PROBLEM STATEMENT
Omit all pictures and give the records below again exactly as written.

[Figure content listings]
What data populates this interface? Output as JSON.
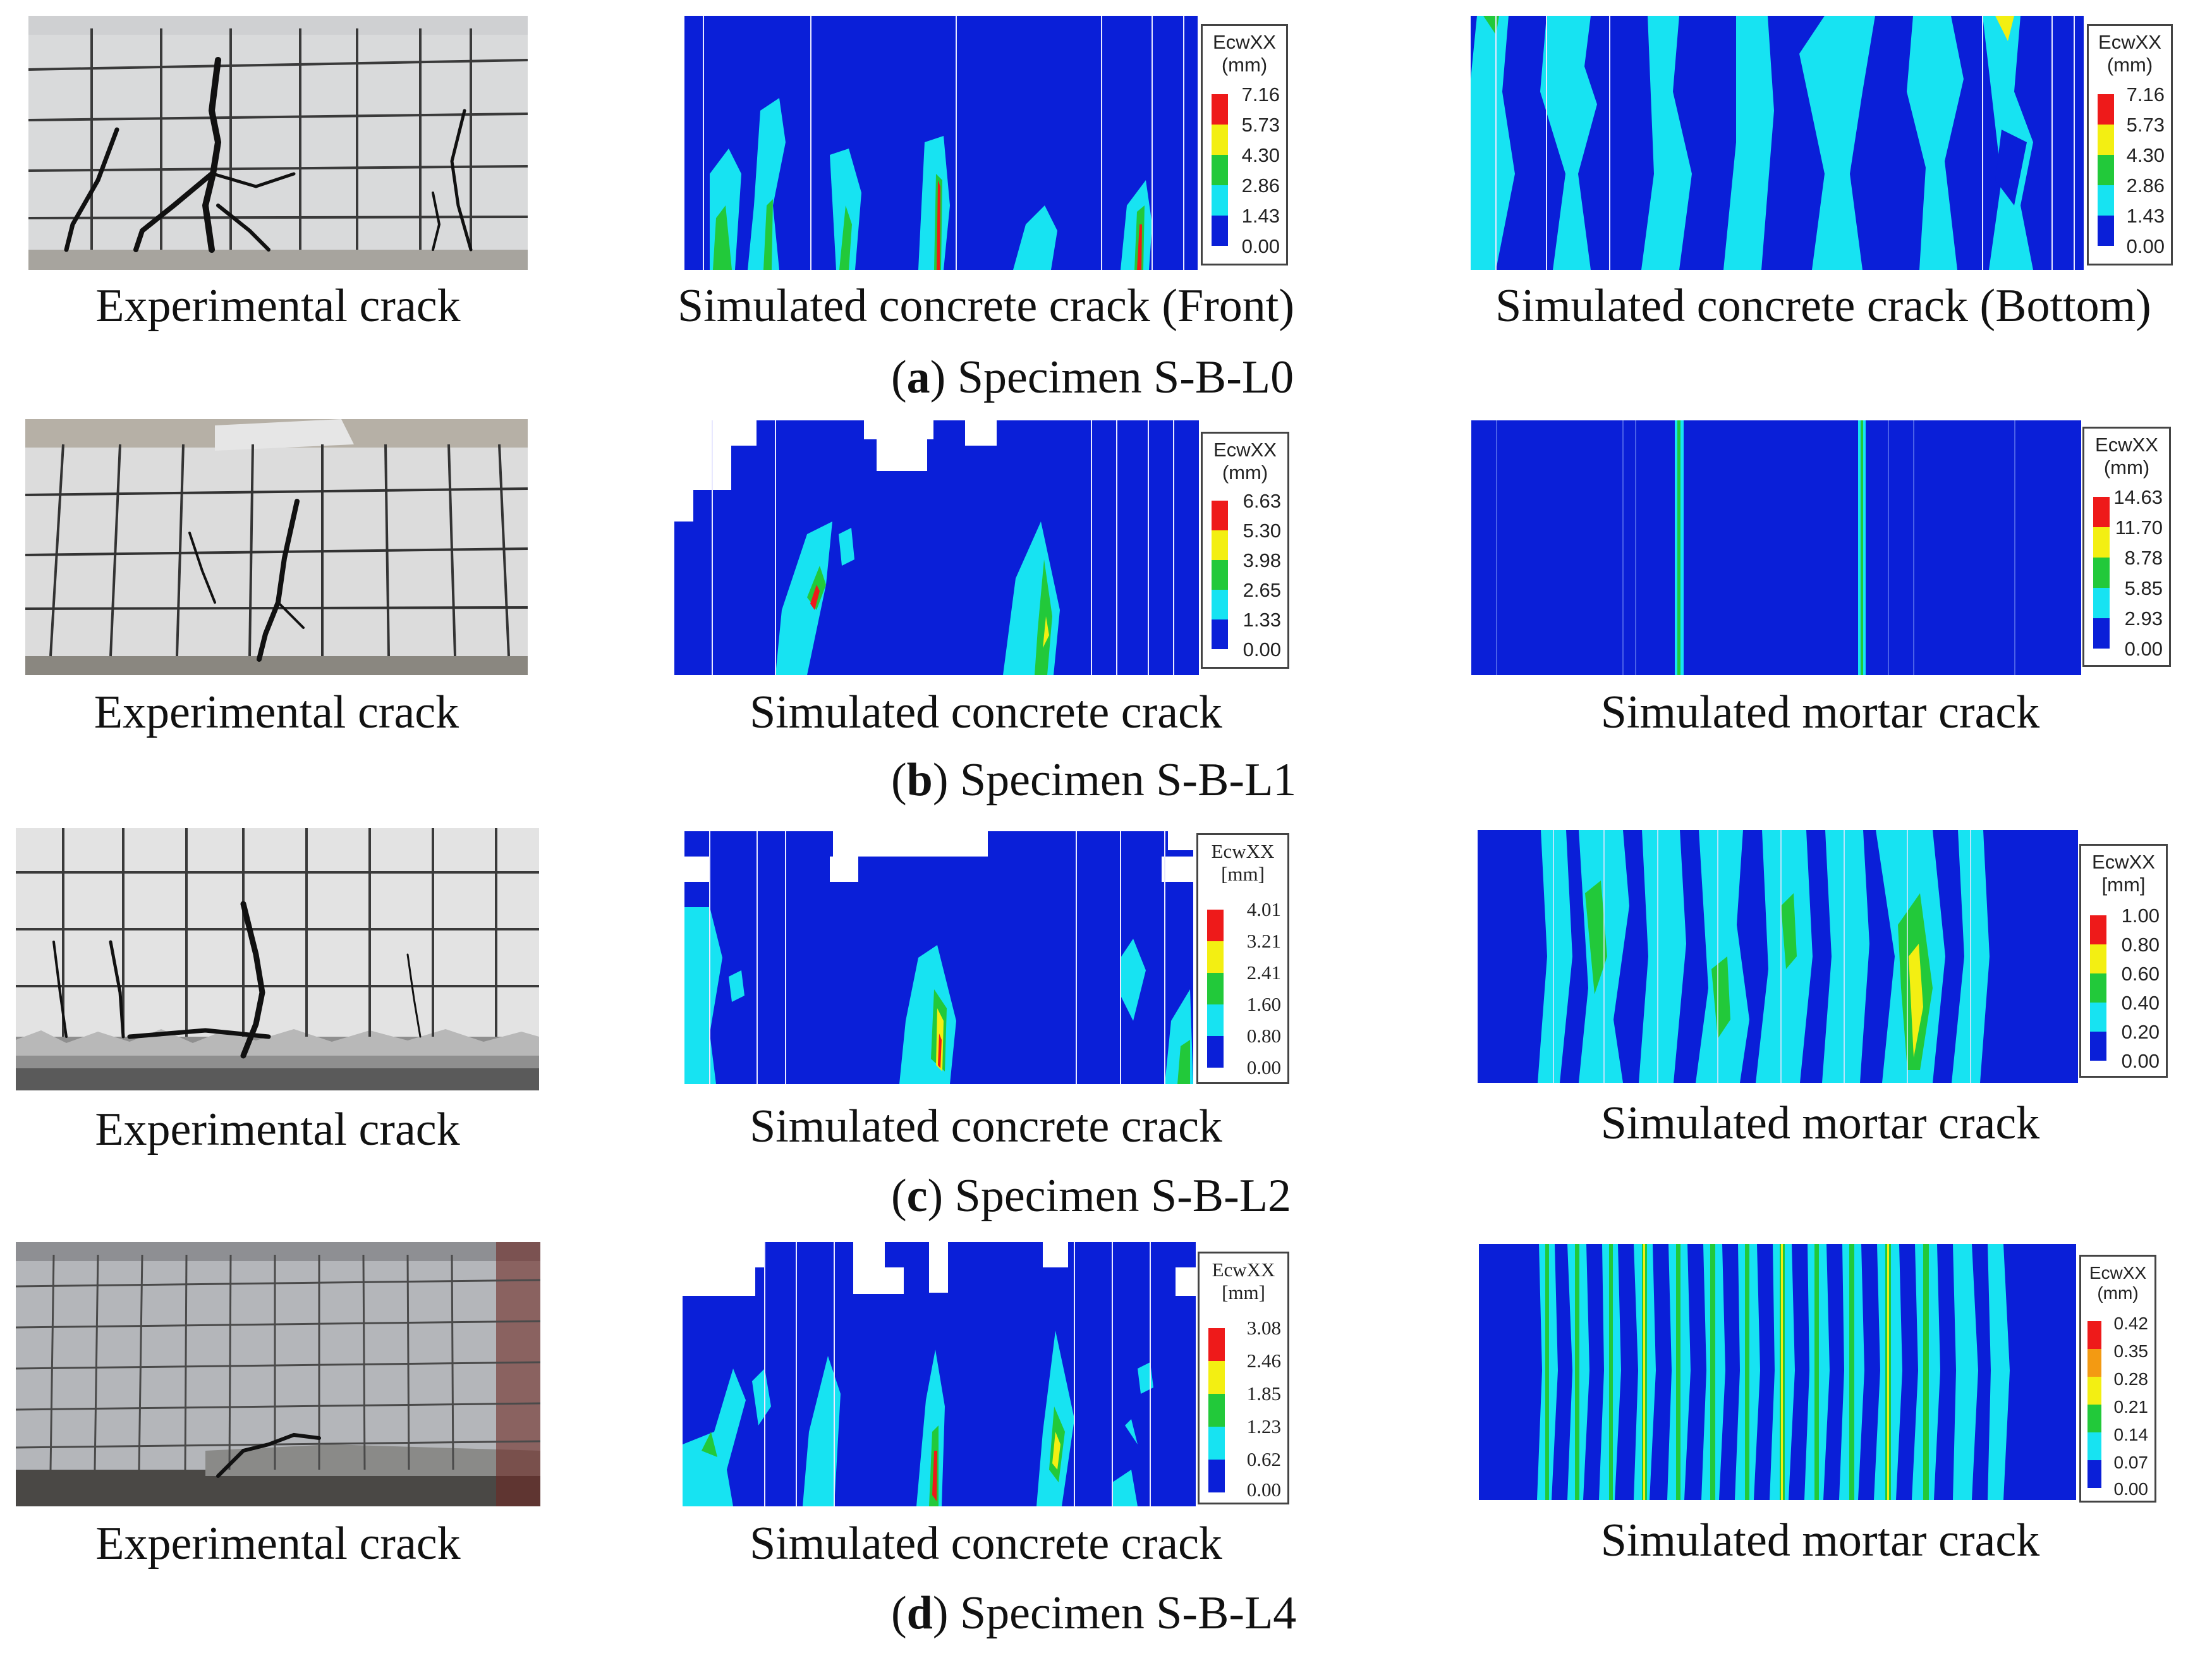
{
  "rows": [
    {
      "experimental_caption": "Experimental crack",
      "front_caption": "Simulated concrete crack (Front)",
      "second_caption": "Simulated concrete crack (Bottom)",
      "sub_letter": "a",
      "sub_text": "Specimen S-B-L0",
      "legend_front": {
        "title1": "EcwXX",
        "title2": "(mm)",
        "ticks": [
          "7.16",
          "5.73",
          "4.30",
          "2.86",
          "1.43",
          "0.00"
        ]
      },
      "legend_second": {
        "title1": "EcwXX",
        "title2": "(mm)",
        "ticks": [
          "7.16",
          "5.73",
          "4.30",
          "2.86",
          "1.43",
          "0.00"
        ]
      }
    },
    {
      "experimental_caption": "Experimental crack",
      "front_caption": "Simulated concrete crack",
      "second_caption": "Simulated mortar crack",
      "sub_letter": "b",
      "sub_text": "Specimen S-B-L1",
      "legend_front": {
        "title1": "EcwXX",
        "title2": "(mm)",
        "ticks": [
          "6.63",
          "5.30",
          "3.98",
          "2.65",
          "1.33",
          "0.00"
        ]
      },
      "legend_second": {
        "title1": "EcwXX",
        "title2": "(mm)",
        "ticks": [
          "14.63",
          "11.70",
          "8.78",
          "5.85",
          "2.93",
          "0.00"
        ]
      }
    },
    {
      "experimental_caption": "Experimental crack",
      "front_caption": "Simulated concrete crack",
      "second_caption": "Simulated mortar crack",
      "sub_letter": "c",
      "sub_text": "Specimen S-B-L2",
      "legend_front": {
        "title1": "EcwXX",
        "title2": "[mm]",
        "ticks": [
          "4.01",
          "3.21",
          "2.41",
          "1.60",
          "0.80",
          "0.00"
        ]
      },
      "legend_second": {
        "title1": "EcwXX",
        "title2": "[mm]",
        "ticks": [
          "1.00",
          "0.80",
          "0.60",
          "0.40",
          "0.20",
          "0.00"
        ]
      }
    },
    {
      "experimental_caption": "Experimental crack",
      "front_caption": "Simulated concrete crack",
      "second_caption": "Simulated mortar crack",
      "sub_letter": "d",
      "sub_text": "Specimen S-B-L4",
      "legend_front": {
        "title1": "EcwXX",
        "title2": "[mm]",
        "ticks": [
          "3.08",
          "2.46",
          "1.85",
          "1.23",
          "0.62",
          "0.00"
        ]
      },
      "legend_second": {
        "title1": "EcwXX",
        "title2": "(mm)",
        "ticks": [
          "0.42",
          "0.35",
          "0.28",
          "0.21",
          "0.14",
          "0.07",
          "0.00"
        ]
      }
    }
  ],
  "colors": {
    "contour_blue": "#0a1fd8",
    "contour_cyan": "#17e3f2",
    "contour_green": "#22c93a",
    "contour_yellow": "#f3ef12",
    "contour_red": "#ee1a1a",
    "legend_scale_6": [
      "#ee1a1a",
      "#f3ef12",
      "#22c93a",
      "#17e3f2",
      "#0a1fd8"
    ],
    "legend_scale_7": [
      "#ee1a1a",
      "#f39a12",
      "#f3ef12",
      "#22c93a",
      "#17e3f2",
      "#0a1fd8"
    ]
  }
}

EXERCISE SOLUTION
What data populates this interface? Output as JSON.
{
  "rows": [
    {
      "experimental_caption": "Experimental crack",
      "front_caption": "Simulated concrete crack (Front)",
      "second_caption": "Simulated concrete crack (Bottom)",
      "sub_letter": "a",
      "sub_text": "Specimen S-B-L0",
      "legend_front": {
        "title1": "EcwXX",
        "title2": "(mm)",
        "ticks": [
          "7.16",
          "5.73",
          "4.30",
          "2.86",
          "1.43",
          "0.00"
        ]
      },
      "legend_second": {
        "title1": "EcwXX",
        "title2": "(mm)",
        "ticks": [
          "7.16",
          "5.73",
          "4.30",
          "2.86",
          "1.43",
          "0.00"
        ]
      }
    },
    {
      "experimental_caption": "Experimental crack",
      "front_caption": "Simulated concrete crack",
      "second_caption": "Simulated mortar crack",
      "sub_letter": "b",
      "sub_text": "Specimen S-B-L1",
      "legend_front": {
        "title1": "EcwXX",
        "title2": "(mm)",
        "ticks": [
          "6.63",
          "5.30",
          "3.98",
          "2.65",
          "1.33",
          "0.00"
        ]
      },
      "legend_second": {
        "title1": "EcwXX",
        "title2": "(mm)",
        "ticks": [
          "14.63",
          "11.70",
          "8.78",
          "5.85",
          "2.93",
          "0.00"
        ]
      }
    },
    {
      "experimental_caption": "Experimental crack",
      "front_caption": "Simulated concrete crack",
      "second_caption": "Simulated mortar crack",
      "sub_letter": "c",
      "sub_text": "Specimen S-B-L2",
      "legend_front": {
        "title1": "EcwXX",
        "title2": "[mm]",
        "ticks": [
          "4.01",
          "3.21",
          "2.41",
          "1.60",
          "0.80",
          "0.00"
        ]
      },
      "legend_second": {
        "title1": "EcwXX",
        "title2": "[mm]",
        "ticks": [
          "1.00",
          "0.80",
          "0.60",
          "0.40",
          "0.20",
          "0.00"
        ]
      }
    },
    {
      "experimental_caption": "Experimental crack",
      "front_caption": "Simulated concrete crack",
      "second_caption": "Simulated mortar crack",
      "sub_letter": "d",
      "sub_text": "Specimen S-B-L4",
      "legend_front": {
        "title1": "EcwXX",
        "title2": "[mm]",
        "ticks": [
          "3.08",
          "2.46",
          "1.85",
          "1.23",
          "0.62",
          "0.00"
        ]
      },
      "legend_second": {
        "title1": "EcwXX",
        "title2": "(mm)",
        "ticks": [
          "0.42",
          "0.35",
          "0.28",
          "0.21",
          "0.14",
          "0.07",
          "0.00"
        ]
      }
    }
  ],
  "colors": {
    "contour_blue": "#0a1fd8",
    "contour_cyan": "#17e3f2",
    "contour_green": "#22c93a",
    "contour_yellow": "#f3ef12",
    "contour_red": "#ee1a1a",
    "legend_scale_6": [
      "#ee1a1a",
      "#f3ef12",
      "#22c93a",
      "#17e3f2",
      "#0a1fd8"
    ],
    "legend_scale_7": [
      "#ee1a1a",
      "#f39a12",
      "#f3ef12",
      "#22c93a",
      "#17e3f2",
      "#0a1fd8"
    ]
  }
}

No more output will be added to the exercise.